=== Problem ===
Each record below should be repeated precisely as written.

=== Source records ===
-- start --

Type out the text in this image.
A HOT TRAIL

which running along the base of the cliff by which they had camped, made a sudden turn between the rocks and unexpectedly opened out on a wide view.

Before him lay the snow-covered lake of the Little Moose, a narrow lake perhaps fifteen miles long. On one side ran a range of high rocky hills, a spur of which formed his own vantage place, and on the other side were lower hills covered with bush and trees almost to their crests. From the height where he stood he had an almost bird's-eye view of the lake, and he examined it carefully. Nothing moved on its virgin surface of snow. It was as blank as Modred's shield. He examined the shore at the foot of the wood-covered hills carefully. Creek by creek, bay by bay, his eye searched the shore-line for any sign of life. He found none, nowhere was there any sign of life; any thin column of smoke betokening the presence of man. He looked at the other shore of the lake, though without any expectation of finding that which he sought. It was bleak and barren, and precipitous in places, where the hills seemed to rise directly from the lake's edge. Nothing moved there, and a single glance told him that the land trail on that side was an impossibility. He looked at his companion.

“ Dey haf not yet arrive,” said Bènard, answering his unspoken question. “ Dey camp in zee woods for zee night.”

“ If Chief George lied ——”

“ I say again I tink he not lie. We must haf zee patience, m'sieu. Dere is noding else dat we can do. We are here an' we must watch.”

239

-- end --

=== Exercise response ===
Type out the text in this image.
A HOT TRAIL

which running along the base of the cliff by which they had camped, made a sudden turn between the rocks and unexpectedly opened out on a wide view.

Before him lay the snow-covered lake of the Little Moose, a narrow lake perhaps fifteen miles long. On one side ran a range of high rocky hills, a spur of which formed his own vantage place, and on the other side were lower hills covered with bush and trees almost to their crests. From the height where he stood he had an almost bird's-eye view of the lake, and he examined it carefully. Nothing moved on its virgin surface of snow. It was as blank as Modred's shield. He examined the shore at the foot of the wood-covered hills carefully. Creek by creek, bay by bay, his eye searched the shore-line for any sign of life. He found none, nowhere was there any sign of life; any thin column of smoke betokening the presence of man. He looked at the other shore of the lake, though without any expectation of finding that which he sought. It was bleak and barren, and precipitous in places, where the hills seemed to rise directly from the lake's edge. Nothing moved there, and a single glance told him that the land trail on that side was an impossibility. He looked at his companion.

“ Dey haf not yet arrive,” said Bènard, answering his unspoken question. “ Dey camp in zee woods for zee night.”

“ If Chief George lied ——”

“ I say again I tink he not lie. We must haf zee patience, m'sieu. Dere is noding else dat we can do. We are here an' we must watch.”

239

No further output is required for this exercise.